What the task requires:
Every entry should be repeated exactly. Omit the pictures.
%%
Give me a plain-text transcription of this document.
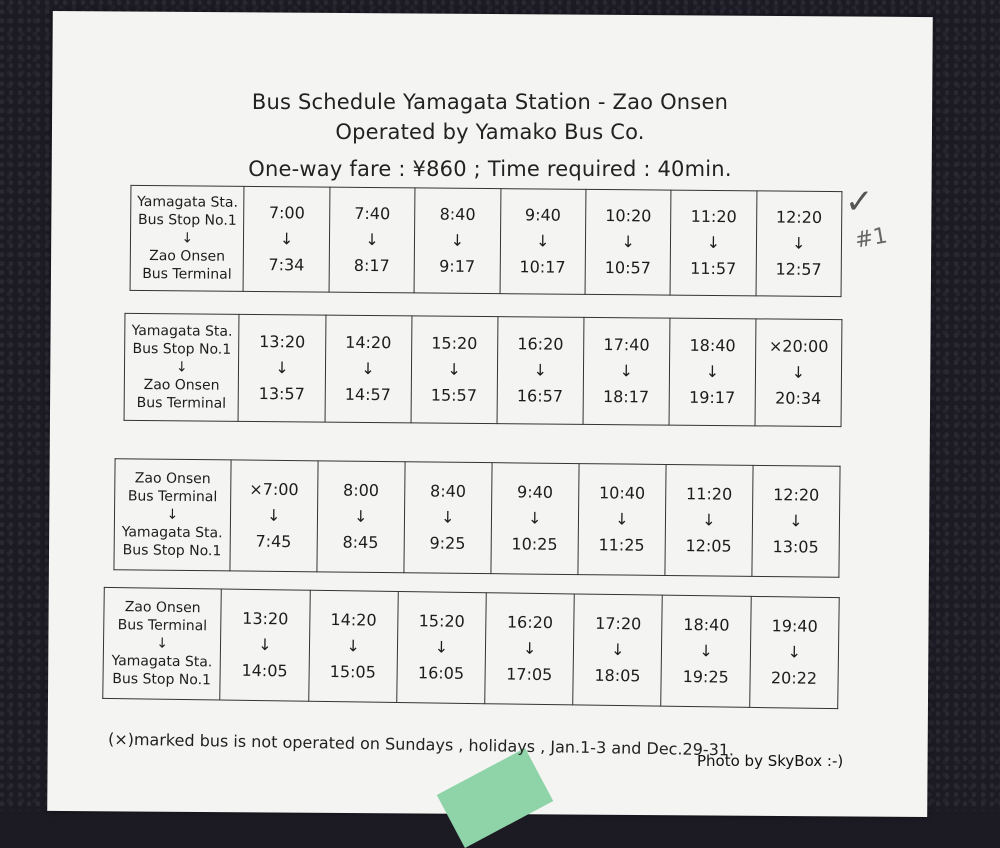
Bus Schedule Yamagata Station - Zao Onsen
Operated by Yamako Bus Co.
One-way fare : ¥860 ; Time required : 40min.
Yamagata Sta.
Bus Stop No.1
↓
Zao Onsen
Bus Terminal

7:00
↓
7:34

7:40
↓
8:17

8:40
↓
9:17

9:40
↓
10:17

10:20
↓
10:57

11:20
↓
11:57

12:20
↓
12:57
Yamagata Sta.
Bus Stop No.1
↓
Zao Onsen
Bus Terminal

13:20
↓
13:57

14:20
↓
14:57

15:20
↓
15:57

16:20
↓
16:57

17:40
↓
18:17

18:40
↓
19:17

×20:00
↓
20:34
Zao Onsen
Bus Terminal
↓
Yamagata Sta.
Bus Stop No.1

×7:00
↓
7:45

8:00
↓
8:45

8:40
↓
9:25

9:40
↓
10:25

10:40
↓
11:25

11:20
↓
12:05

12:20
↓
13:05
Zao Onsen
Bus Terminal
↓
Yamagata Sta.
Bus Stop No.1

13:20
↓
14:05

14:20
↓
15:05

15:20
↓
16:05

16:20
↓
17:05

17:20
↓
18:05

18:40
↓
19:25

19:40
↓
20:22
✓
#1
(×)marked bus is not operated on Sundays , holidays , Jan.1-3 and Dec.29-31.
Photo by SkyBox :-)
%%
Response to the task:
Give me a plain-text transcription of this document.
Bus Schedule Yamagata Station - Zao Onsen
Operated by Yamako Bus Co.
One-way fare : ¥860 ; Time required : 40min.
Yamagata Sta.
Bus Stop No.1
↓
Zao Onsen
Bus Terminal

7:00
↓
7:34

7:40
↓
8:17

8:40
↓
9:17

9:40
↓
10:17

10:20
↓
10:57

11:20
↓
11:57

12:20
↓
12:57
Yamagata Sta.
Bus Stop No.1
↓
Zao Onsen
Bus Terminal

13:20
↓
13:57

14:20
↓
14:57

15:20
↓
15:57

16:20
↓
16:57

17:40
↓
18:17

18:40
↓
19:17

×20:00
↓
20:34
Zao Onsen
Bus Terminal
↓
Yamagata Sta.
Bus Stop No.1

×7:00
↓
7:45

8:00
↓
8:45

8:40
↓
9:25

9:40
↓
10:25

10:40
↓
11:25

11:20
↓
12:05

12:20
↓
13:05
Zao Onsen
Bus Terminal
↓
Yamagata Sta.
Bus Stop No.1

13:20
↓
14:05

14:20
↓
15:05

15:20
↓
16:05

16:20
↓
17:05

17:20
↓
18:05

18:40
↓
19:25

19:40
↓
20:22
✓
#1
(×)marked bus is not operated on Sundays , holidays , Jan.1-3 and Dec.29-31.
Photo by SkyBox :-)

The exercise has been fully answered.